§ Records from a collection
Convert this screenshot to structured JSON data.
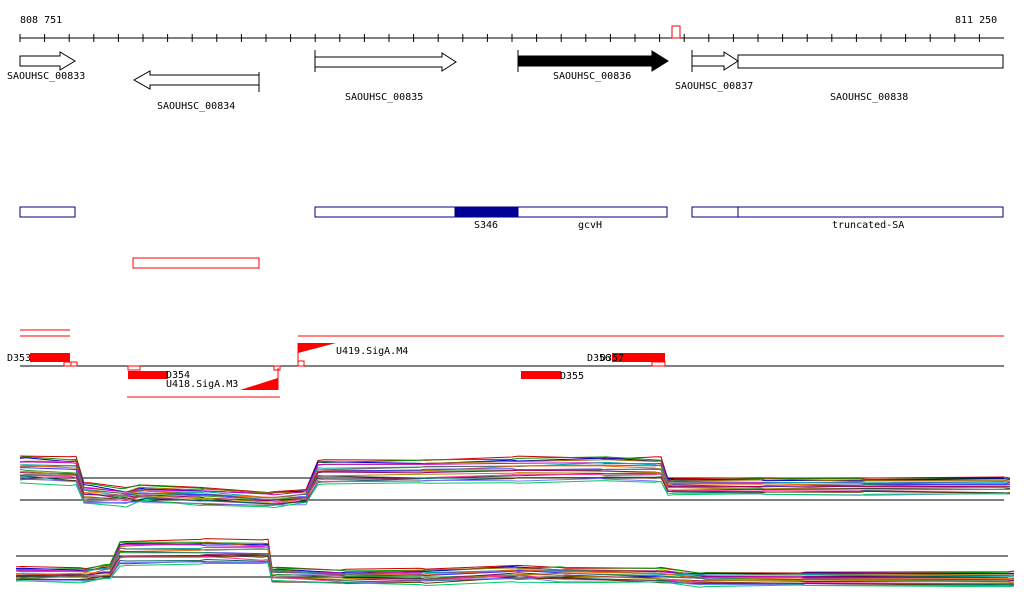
{
  "ruler": {
    "start": "808 751",
    "end": "811 250"
  },
  "genes": [
    {
      "id": "SAOUHSC_00833",
      "label": "SAOUHSC_00833",
      "strand": "+",
      "highlight": false
    },
    {
      "id": "SAOUHSC_00834",
      "label": "SAOUHSC_00834",
      "strand": "-",
      "highlight": false
    },
    {
      "id": "SAOUHSC_00835",
      "label": "SAOUHSC_00835",
      "strand": "+",
      "highlight": false
    },
    {
      "id": "SAOUHSC_00836",
      "label": "SAOUHSC_00836",
      "strand": "+",
      "highlight": true
    },
    {
      "id": "SAOUHSC_00837",
      "label": "SAOUHSC_00837",
      "strand": "+",
      "highlight": false
    },
    {
      "id": "SAOUHSC_00838",
      "label": "SAOUHSC_00838",
      "strand": "+",
      "highlight": false
    }
  ],
  "annotations": {
    "s346": "S346",
    "gcvh": "gcvH",
    "truncated_sa": "truncated-SA"
  },
  "features": {
    "d353": "D353",
    "d354": "D354",
    "d355": "D355",
    "d356": "D356",
    "d357": "D357",
    "u418": "U418.SigA.M3",
    "u419": "U419.SigA.M4"
  },
  "colors": {
    "gene_fill": "#ffffff",
    "gene_highlight": "#000000",
    "annotation_stroke": "#000080",
    "annotation_fill": "#000099",
    "feature_red": "#ff0000"
  }
}
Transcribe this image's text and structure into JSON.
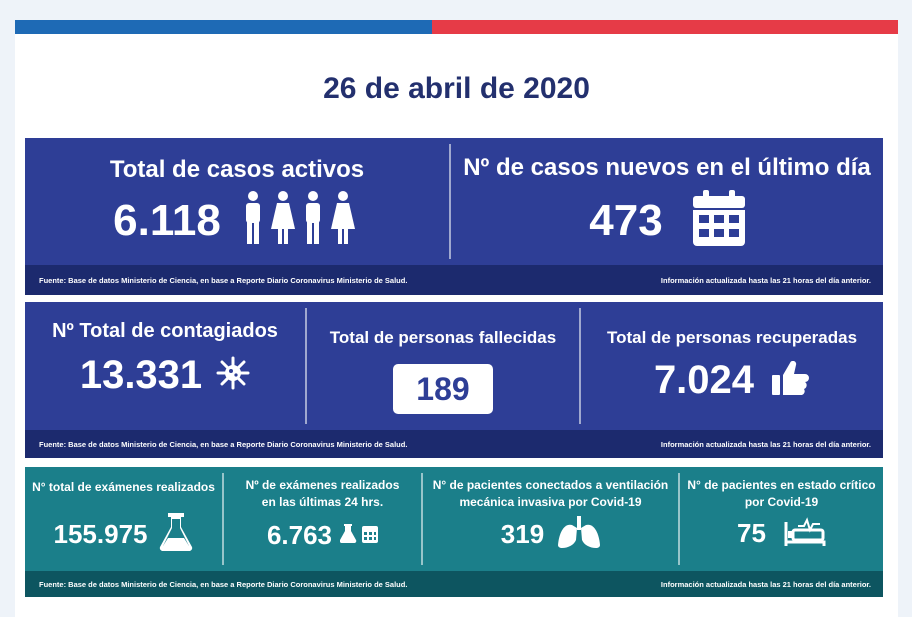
{
  "date": "26 de abril de 2020",
  "source_note": "Fuente: Base de datos Ministerio de Ciencia, en base a Reporte Diario Coronavirus Ministerio de Salud.",
  "update_note": "Información actualizada hasta las 21 horas  del día anterior.",
  "colors": {
    "navy": "#2e3e96",
    "navy_dark": "#1c2a6e",
    "teal": "#1b7f8a",
    "teal_dark": "#0d5560",
    "blue_bar": "#1e6ab5",
    "red_bar": "#e63b47"
  },
  "row1": {
    "active": {
      "label": "Total de casos activos",
      "value": "6.118",
      "icon": "people-icon"
    },
    "new": {
      "label": "Nº de casos nuevos en el último día",
      "value": "473",
      "icon": "calendar-icon"
    }
  },
  "row2": {
    "infected": {
      "label": "Nº Total de contagiados",
      "value": "13.331",
      "icon": "virus-icon"
    },
    "deceased": {
      "label": "Total de personas fallecidas",
      "value": "189"
    },
    "recovered": {
      "label": "Total de personas recuperadas",
      "value": "7.024",
      "icon": "thumbs-up-icon"
    }
  },
  "row3": {
    "exams": {
      "label": "N° total de exámenes realizados",
      "value": "155.975",
      "icon": "flask-icon"
    },
    "exams24": {
      "label_l1": "Nº de exámenes realizados",
      "label_l2": "en las últimas 24 hrs.",
      "value": "6.763",
      "icon": "flask-calendar-icon"
    },
    "ventilated": {
      "label_l1": "N° de pacientes conectados a ventilación",
      "label_l2": "mecánica invasiva por Covid-19",
      "value": "319",
      "icon": "lungs-icon"
    },
    "critical": {
      "label_l1": "N° de pacientes en estado crítico",
      "label_l2": "por Covid-19",
      "value": "75",
      "icon": "hospital-bed-icon"
    }
  }
}
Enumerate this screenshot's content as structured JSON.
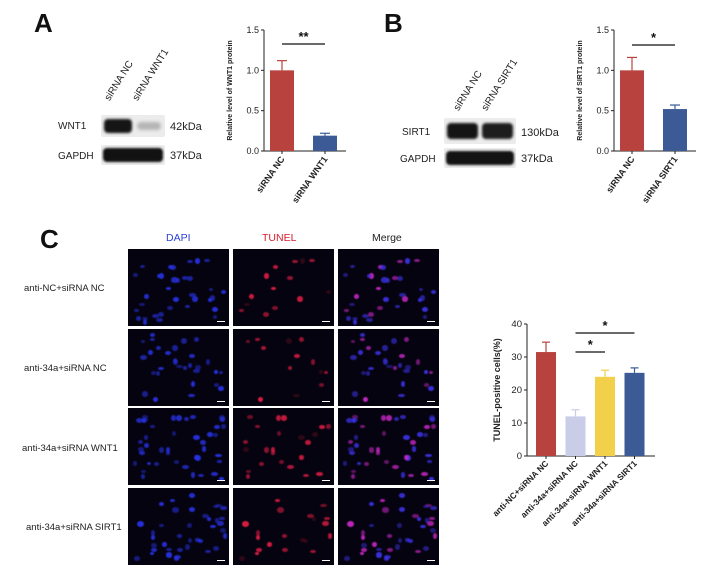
{
  "panels": {
    "a": "A",
    "b": "B",
    "c": "C"
  },
  "panel_a": {
    "lanes": [
      "siRNA NC",
      "siRNA WNT1"
    ],
    "rows": [
      {
        "label": "WNT1",
        "kda": "42kDa"
      },
      {
        "label": "GAPDH",
        "kda": "37kDa"
      }
    ]
  },
  "panel_b": {
    "lanes": [
      "siRNA NC",
      "siRNA SIRT1"
    ],
    "rows": [
      {
        "label": "SIRT1",
        "kda": "130kDa"
      },
      {
        "label": "GAPDH",
        "kda": "37kDa"
      }
    ]
  },
  "panel_c": {
    "columns": [
      "DAPI",
      "TUNEL",
      "Merge"
    ],
    "column_colors": [
      "#2b3fd6",
      "#d81b2e",
      "#222222"
    ],
    "rows": [
      "anti-NC+siRNA NC",
      "anti-34a+siRNA NC",
      "anti-34a+siRNA WNT1",
      "anti-34a+siRNA SIRT1"
    ]
  },
  "chart_data": [
    {
      "type": "bar",
      "categories": [
        "siRNA NC",
        "siRNA WNT1"
      ],
      "values": [
        1.0,
        0.19
      ],
      "errors": [
        0.12,
        0.03
      ],
      "colors": [
        "#b8433e",
        "#3b5a96"
      ],
      "ylabel": "Relative level of WNT1 protein",
      "ylim": [
        0,
        1.5
      ],
      "ticks": [
        "0.0",
        "0.5",
        "1.0",
        "1.5"
      ],
      "significance": [
        {
          "from": 0,
          "to": 1,
          "label": "**"
        }
      ]
    },
    {
      "type": "bar",
      "categories": [
        "siRNA NC",
        "siRNA SIRT1"
      ],
      "values": [
        1.0,
        0.52
      ],
      "errors": [
        0.16,
        0.05
      ],
      "colors": [
        "#b8433e",
        "#3b5a96"
      ],
      "ylabel": "Relative level of SIRT1 protein",
      "ylim": [
        0,
        1.5
      ],
      "ticks": [
        "0.0",
        "0.5",
        "1.0",
        "1.5"
      ],
      "significance": [
        {
          "from": 0,
          "to": 1,
          "label": "*"
        }
      ]
    },
    {
      "type": "bar",
      "categories": [
        "anti-NC+siRNA NC",
        "anti-34a+siRNA NC",
        "anti-34a+siRNA WNT1",
        "anti-34a+siRNA SIRT1"
      ],
      "values": [
        31.5,
        12.0,
        24.0,
        25.2
      ],
      "errors": [
        3.0,
        2.0,
        2.0,
        1.5
      ],
      "colors": [
        "#b8433e",
        "#c9cde8",
        "#f2d04a",
        "#3b5a96"
      ],
      "ylabel": "TUNEL-positive cells(%)",
      "ylim": [
        0,
        40
      ],
      "ticks": [
        "0",
        "10",
        "20",
        "30",
        "40"
      ],
      "significance": [
        {
          "from": 1,
          "to": 2,
          "label": "*"
        },
        {
          "from": 1,
          "to": 3,
          "label": "*"
        }
      ]
    }
  ]
}
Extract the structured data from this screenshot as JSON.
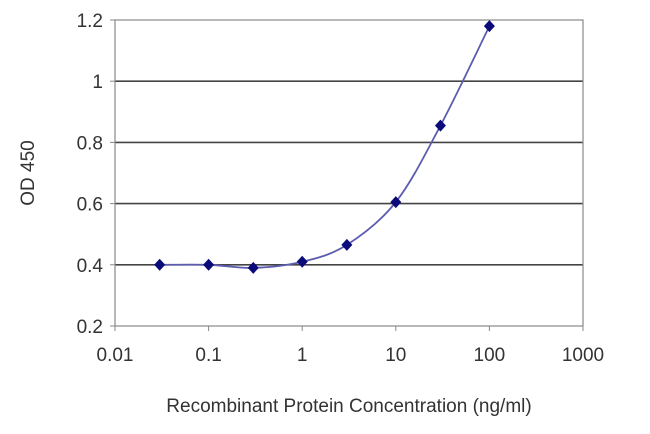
{
  "chart_data": {
    "type": "line",
    "title": "",
    "xlabel": "Recombinant Protein Concentration (ng/ml)",
    "ylabel": "OD 450",
    "xscale": "log",
    "xlim": [
      0.01,
      1000
    ],
    "ylim": [
      0.2,
      1.2
    ],
    "xticks": [
      "0.01",
      "0.1",
      "1",
      "10",
      "100",
      "1000"
    ],
    "yticks": [
      "0.2",
      "0.4",
      "0.6",
      "0.8",
      "1",
      "1.2"
    ],
    "grid": "horizontal",
    "series": [
      {
        "name": "OD 450",
        "x": [
          0.03,
          0.1,
          0.3,
          1,
          3,
          10,
          30,
          100
        ],
        "y": [
          0.4,
          0.4,
          0.39,
          0.41,
          0.465,
          0.605,
          0.855,
          1.18
        ],
        "marker_color": "#0a0a7a",
        "line_color": "#5c5cb0"
      }
    ]
  }
}
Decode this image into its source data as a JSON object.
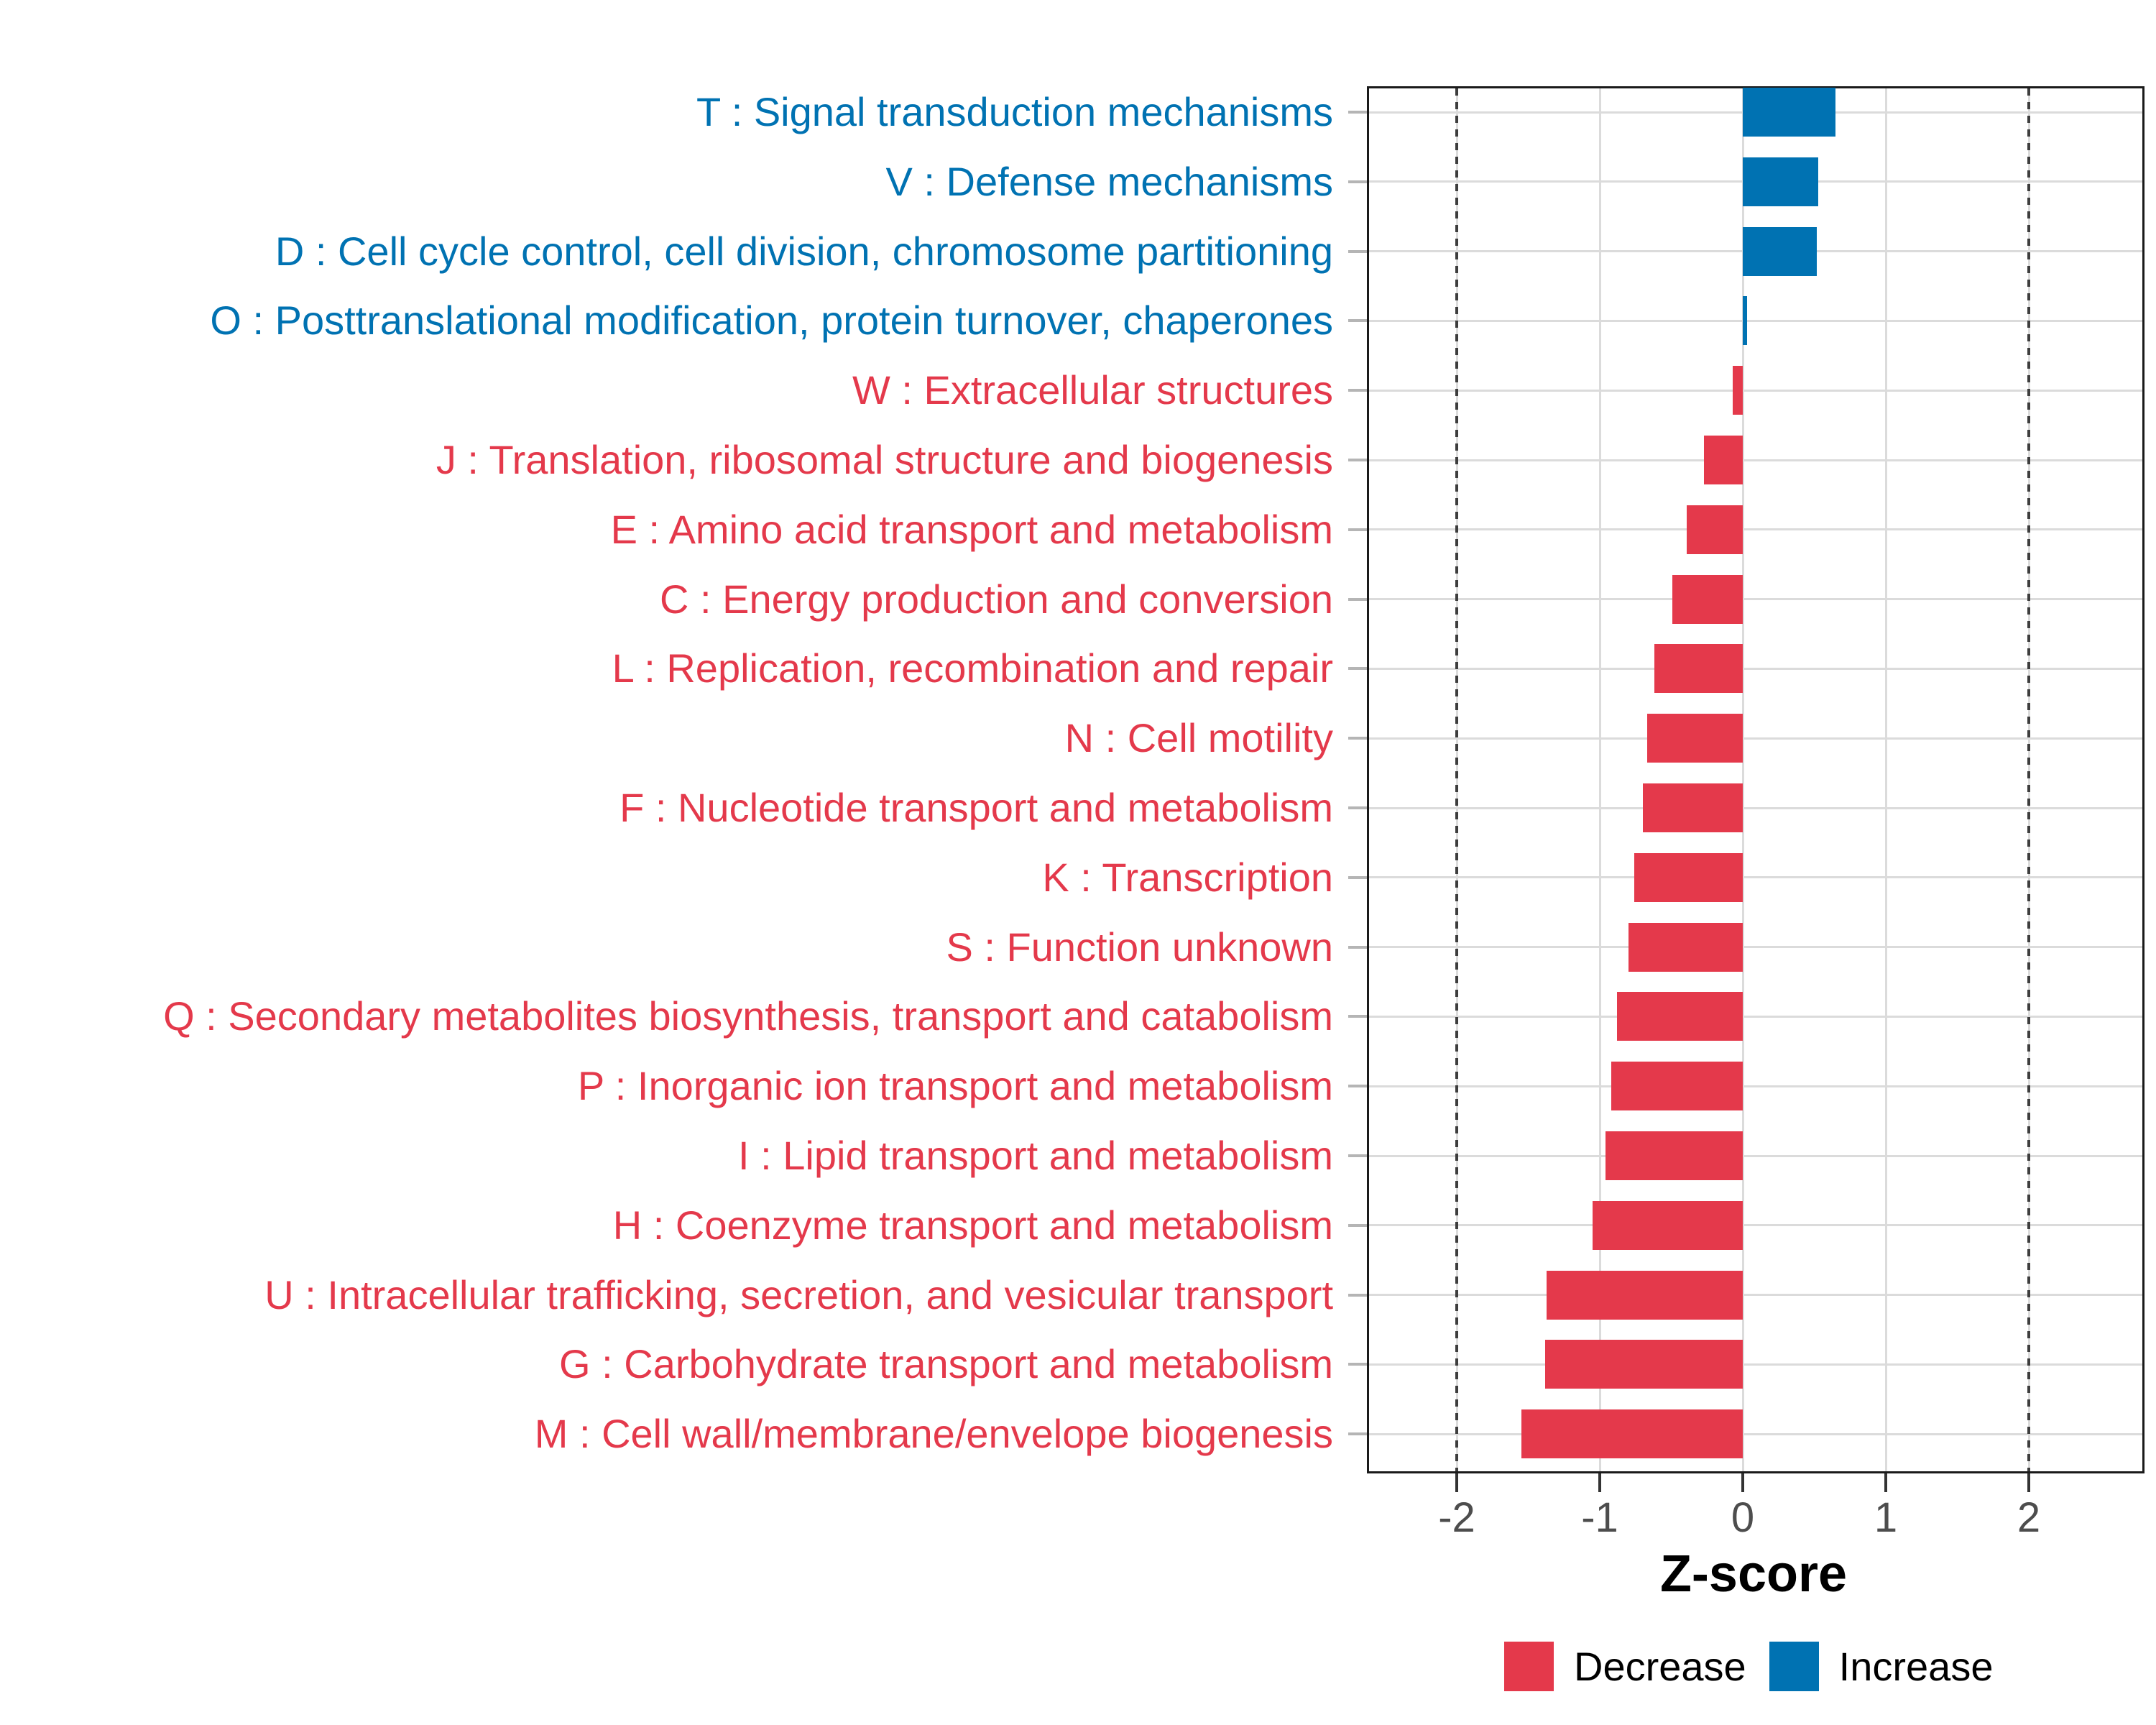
{
  "figure": {
    "background": "#ffffff",
    "panel_border_color": "#1a1a1a",
    "gridline_color": "#dbdbdb"
  },
  "axis": {
    "x_title": "Z-score",
    "x_tick_labels": [
      "-2",
      "-1",
      "0",
      "1",
      "2"
    ]
  },
  "legend": {
    "position": "bottom-right",
    "items": [
      {
        "label": "Decrease",
        "color": "#e4394b"
      },
      {
        "label": "Increase",
        "color": "#0072b2"
      }
    ]
  },
  "chart_data": {
    "type": "bar",
    "orientation": "horizontal",
    "title": "",
    "xlabel": "Z-score",
    "ylabel": "",
    "x_tick_values": [
      -2,
      -1,
      0,
      1,
      2
    ],
    "x_range": [
      -2.61,
      2.79
    ],
    "reference_lines_x": [
      -2,
      2
    ],
    "grid": "major-only",
    "series_colors": {
      "Decrease": "#e4394b",
      "Increase": "#0072b2"
    },
    "categories": [
      {
        "label": "T : Signal transduction mechanisms",
        "value": 0.65,
        "group": "Increase"
      },
      {
        "label": "V : Defense mechanisms",
        "value": 0.53,
        "group": "Increase"
      },
      {
        "label": "D : Cell cycle control, cell division, chromosome partitioning",
        "value": 0.52,
        "group": "Increase"
      },
      {
        "label": "O : Posttranslational modification, protein turnover, chaperones",
        "value": 0.03,
        "group": "Increase"
      },
      {
        "label": "W : Extracellular structures",
        "value": -0.07,
        "group": "Decrease"
      },
      {
        "label": "J : Translation, ribosomal structure and biogenesis",
        "value": -0.27,
        "group": "Decrease"
      },
      {
        "label": "E : Amino acid transport and metabolism",
        "value": -0.39,
        "group": "Decrease"
      },
      {
        "label": "C : Energy production and conversion",
        "value": -0.49,
        "group": "Decrease"
      },
      {
        "label": "L : Replication, recombination and repair",
        "value": -0.62,
        "group": "Decrease"
      },
      {
        "label": "N : Cell motility",
        "value": -0.67,
        "group": "Decrease"
      },
      {
        "label": "F : Nucleotide transport and metabolism",
        "value": -0.7,
        "group": "Decrease"
      },
      {
        "label": "K : Transcription",
        "value": -0.76,
        "group": "Decrease"
      },
      {
        "label": "S : Function unknown",
        "value": -0.8,
        "group": "Decrease"
      },
      {
        "label": "Q : Secondary metabolites biosynthesis, transport and catabolism",
        "value": -0.88,
        "group": "Decrease"
      },
      {
        "label": "P : Inorganic ion transport and metabolism",
        "value": -0.92,
        "group": "Decrease"
      },
      {
        "label": "I : Lipid transport and metabolism",
        "value": -0.96,
        "group": "Decrease"
      },
      {
        "label": "H : Coenzyme transport and metabolism",
        "value": -1.05,
        "group": "Decrease"
      },
      {
        "label": "U : Intracellular trafficking, secretion, and vesicular transport",
        "value": -1.37,
        "group": "Decrease"
      },
      {
        "label": "G : Carbohydrate transport and metabolism",
        "value": -1.38,
        "group": "Decrease"
      },
      {
        "label": "M : Cell wall/membrane/envelope biogenesis",
        "value": -1.55,
        "group": "Decrease"
      }
    ]
  }
}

§ ABOUT THIS EXERCISE
Among the entries, copy every line containing the word "transport".

§ TASK ANSWER
        "label": "E : Amino acid transport and metabolism",
        "label": "F : Nucleotide transport and metabolism",
        "label": "Q : Secondary metabolites biosynthesis, transport and catabolism",
        "label": "P : Inorganic ion transport and metabolism",
        "label": "I : Lipid transport and metabolism",
        "label": "H : Coenzyme transport and metabolism",
        "label": "U : Intracellular trafficking, secretion, and vesicular transport",
        "label": "G : Carbohydrate transport and metabolism",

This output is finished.